(What is needed) Images are not part of the copy; transcribe all the data exactly.

>> START Given data

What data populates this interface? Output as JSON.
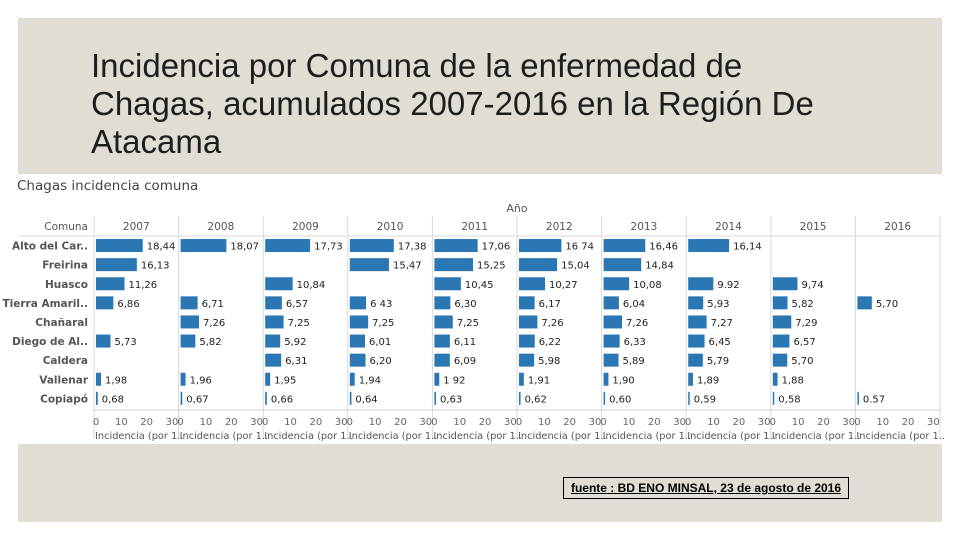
{
  "slide": {
    "title": "Incidencia por Comuna de la enfermedad de Chagas, acumulados 2007-2016 en la Región De Atacama",
    "source": "fuente : BD ENO MINSAL, 23 de agosto de 2016"
  },
  "colors": {
    "bar": "#2a77b4",
    "background": "#e1ddd4",
    "chart_bg": "#ffffff"
  },
  "chart_data": {
    "type": "bar",
    "title": "Chagas incidencia comuna",
    "column_group_label": "Año",
    "row_header": "Comuna",
    "xlim": [
      0,
      30
    ],
    "xticks": [
      "0",
      "10",
      "20",
      "30"
    ],
    "xlabel": "Incidencia (por 1..",
    "years": [
      "2007",
      "2008",
      "2009",
      "2010",
      "2011",
      "2012",
      "2013",
      "2014",
      "2015",
      "2016"
    ],
    "comunas": [
      "Alto del Car..",
      "Freirina",
      "Huasco",
      "Tierra Amaril..",
      "Chañaral",
      "Diego de Al..",
      "Caldera",
      "Vallenar",
      "Copiapó"
    ],
    "series": [
      {
        "name": "Alto del Car..",
        "values": [
          18.44,
          18.07,
          17.73,
          17.38,
          17.06,
          16.74,
          16.46,
          16.14,
          null,
          null
        ],
        "labels": [
          "18,44",
          "18,07",
          "17,73",
          "17,38",
          "17,06",
          "16 74",
          "16,46",
          "16,14",
          "",
          ""
        ]
      },
      {
        "name": "Freirina",
        "values": [
          16.13,
          null,
          null,
          15.47,
          15.25,
          15.04,
          14.84,
          null,
          null,
          null
        ],
        "labels": [
          "16,13",
          "",
          "",
          "15,47",
          "15,25",
          "15,04",
          "14,84",
          "",
          "",
          ""
        ]
      },
      {
        "name": "Huasco",
        "values": [
          11.26,
          null,
          10.84,
          null,
          10.45,
          10.27,
          10.08,
          9.92,
          9.74,
          null
        ],
        "labels": [
          "11,26",
          "",
          "10,84",
          "",
          "10,45",
          "10,27",
          "10,08",
          "9.92",
          "9,74",
          ""
        ]
      },
      {
        "name": "Tierra Amaril..",
        "values": [
          6.86,
          6.71,
          6.57,
          6.43,
          6.3,
          6.17,
          6.04,
          5.93,
          5.82,
          5.7
        ],
        "labels": [
          "6,86",
          "6,71",
          "6,57",
          "6 43",
          "6,30",
          "6,17",
          "6,04",
          "5,93",
          "5,82",
          "5,70"
        ]
      },
      {
        "name": "Chañaral",
        "values": [
          null,
          7.26,
          7.25,
          7.25,
          7.25,
          7.26,
          7.26,
          7.27,
          7.29,
          null
        ],
        "labels": [
          "",
          "7,26",
          "7,25",
          "7,25",
          "7,25",
          "7,26",
          "7,26",
          "7,27",
          "7,29",
          ""
        ]
      },
      {
        "name": "Diego de Al..",
        "values": [
          5.73,
          5.82,
          5.92,
          6.01,
          6.11,
          6.22,
          6.33,
          6.45,
          6.57,
          null
        ],
        "labels": [
          "5,73",
          "5,82",
          "5,92",
          "6,01",
          "6,11",
          "6,22",
          "6,33",
          "6,45",
          "6,57",
          ""
        ]
      },
      {
        "name": "Caldera",
        "values": [
          null,
          null,
          6.31,
          6.2,
          6.09,
          5.98,
          5.89,
          5.79,
          5.7,
          null
        ],
        "labels": [
          "",
          "",
          "6,31",
          "6,20",
          "6,09",
          "5,98",
          "5,89",
          "5,79",
          "5,70",
          ""
        ]
      },
      {
        "name": "Vallenar",
        "values": [
          1.98,
          1.96,
          1.95,
          1.94,
          1.92,
          1.91,
          1.9,
          1.89,
          1.88,
          null
        ],
        "labels": [
          "1,98",
          "1,96",
          "1,95",
          "1,94",
          "1 92",
          "1,91",
          "1,90",
          "1,89",
          "1,88",
          ""
        ]
      },
      {
        "name": "Copiapó",
        "values": [
          0.68,
          0.67,
          0.66,
          0.64,
          0.63,
          0.62,
          0.6,
          0.59,
          0.58,
          0.57
        ],
        "labels": [
          "0,68",
          "0,67",
          "0,66",
          "0,64",
          "0,63",
          "0,62",
          "0,60",
          "0,59",
          "0,58",
          "0.57"
        ]
      }
    ]
  }
}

>> END Given data

(Finished answer)
What data populates this interface? Output as JSON.
{
  "slide": {
    "title": "Incidencia por Comuna de la enfermedad de Chagas, acumulados 2007-2016 en la Región De Atacama",
    "source": "fuente : BD ENO MINSAL, 23 de agosto de 2016"
  },
  "colors": {
    "bar": "#2a77b4",
    "background": "#e1ddd4",
    "chart_bg": "#ffffff"
  },
  "chart_data": {
    "type": "bar",
    "title": "Chagas incidencia comuna",
    "column_group_label": "Año",
    "row_header": "Comuna",
    "xlim": [
      0,
      30
    ],
    "xticks": [
      "0",
      "10",
      "20",
      "30"
    ],
    "xlabel": "Incidencia (por 1..",
    "years": [
      "2007",
      "2008",
      "2009",
      "2010",
      "2011",
      "2012",
      "2013",
      "2014",
      "2015",
      "2016"
    ],
    "comunas": [
      "Alto del Car..",
      "Freirina",
      "Huasco",
      "Tierra Amaril..",
      "Chañaral",
      "Diego de Al..",
      "Caldera",
      "Vallenar",
      "Copiapó"
    ],
    "series": [
      {
        "name": "Alto del Car..",
        "values": [
          18.44,
          18.07,
          17.73,
          17.38,
          17.06,
          16.74,
          16.46,
          16.14,
          null,
          null
        ],
        "labels": [
          "18,44",
          "18,07",
          "17,73",
          "17,38",
          "17,06",
          "16 74",
          "16,46",
          "16,14",
          "",
          ""
        ]
      },
      {
        "name": "Freirina",
        "values": [
          16.13,
          null,
          null,
          15.47,
          15.25,
          15.04,
          14.84,
          null,
          null,
          null
        ],
        "labels": [
          "16,13",
          "",
          "",
          "15,47",
          "15,25",
          "15,04",
          "14,84",
          "",
          "",
          ""
        ]
      },
      {
        "name": "Huasco",
        "values": [
          11.26,
          null,
          10.84,
          null,
          10.45,
          10.27,
          10.08,
          9.92,
          9.74,
          null
        ],
        "labels": [
          "11,26",
          "",
          "10,84",
          "",
          "10,45",
          "10,27",
          "10,08",
          "9.92",
          "9,74",
          ""
        ]
      },
      {
        "name": "Tierra Amaril..",
        "values": [
          6.86,
          6.71,
          6.57,
          6.43,
          6.3,
          6.17,
          6.04,
          5.93,
          5.82,
          5.7
        ],
        "labels": [
          "6,86",
          "6,71",
          "6,57",
          "6 43",
          "6,30",
          "6,17",
          "6,04",
          "5,93",
          "5,82",
          "5,70"
        ]
      },
      {
        "name": "Chañaral",
        "values": [
          null,
          7.26,
          7.25,
          7.25,
          7.25,
          7.26,
          7.26,
          7.27,
          7.29,
          null
        ],
        "labels": [
          "",
          "7,26",
          "7,25",
          "7,25",
          "7,25",
          "7,26",
          "7,26",
          "7,27",
          "7,29",
          ""
        ]
      },
      {
        "name": "Diego de Al..",
        "values": [
          5.73,
          5.82,
          5.92,
          6.01,
          6.11,
          6.22,
          6.33,
          6.45,
          6.57,
          null
        ],
        "labels": [
          "5,73",
          "5,82",
          "5,92",
          "6,01",
          "6,11",
          "6,22",
          "6,33",
          "6,45",
          "6,57",
          ""
        ]
      },
      {
        "name": "Caldera",
        "values": [
          null,
          null,
          6.31,
          6.2,
          6.09,
          5.98,
          5.89,
          5.79,
          5.7,
          null
        ],
        "labels": [
          "",
          "",
          "6,31",
          "6,20",
          "6,09",
          "5,98",
          "5,89",
          "5,79",
          "5,70",
          ""
        ]
      },
      {
        "name": "Vallenar",
        "values": [
          1.98,
          1.96,
          1.95,
          1.94,
          1.92,
          1.91,
          1.9,
          1.89,
          1.88,
          null
        ],
        "labels": [
          "1,98",
          "1,96",
          "1,95",
          "1,94",
          "1 92",
          "1,91",
          "1,90",
          "1,89",
          "1,88",
          ""
        ]
      },
      {
        "name": "Copiapó",
        "values": [
          0.68,
          0.67,
          0.66,
          0.64,
          0.63,
          0.62,
          0.6,
          0.59,
          0.58,
          0.57
        ],
        "labels": [
          "0,68",
          "0,67",
          "0,66",
          "0,64",
          "0,63",
          "0,62",
          "0,60",
          "0,59",
          "0,58",
          "0.57"
        ]
      }
    ]
  }
}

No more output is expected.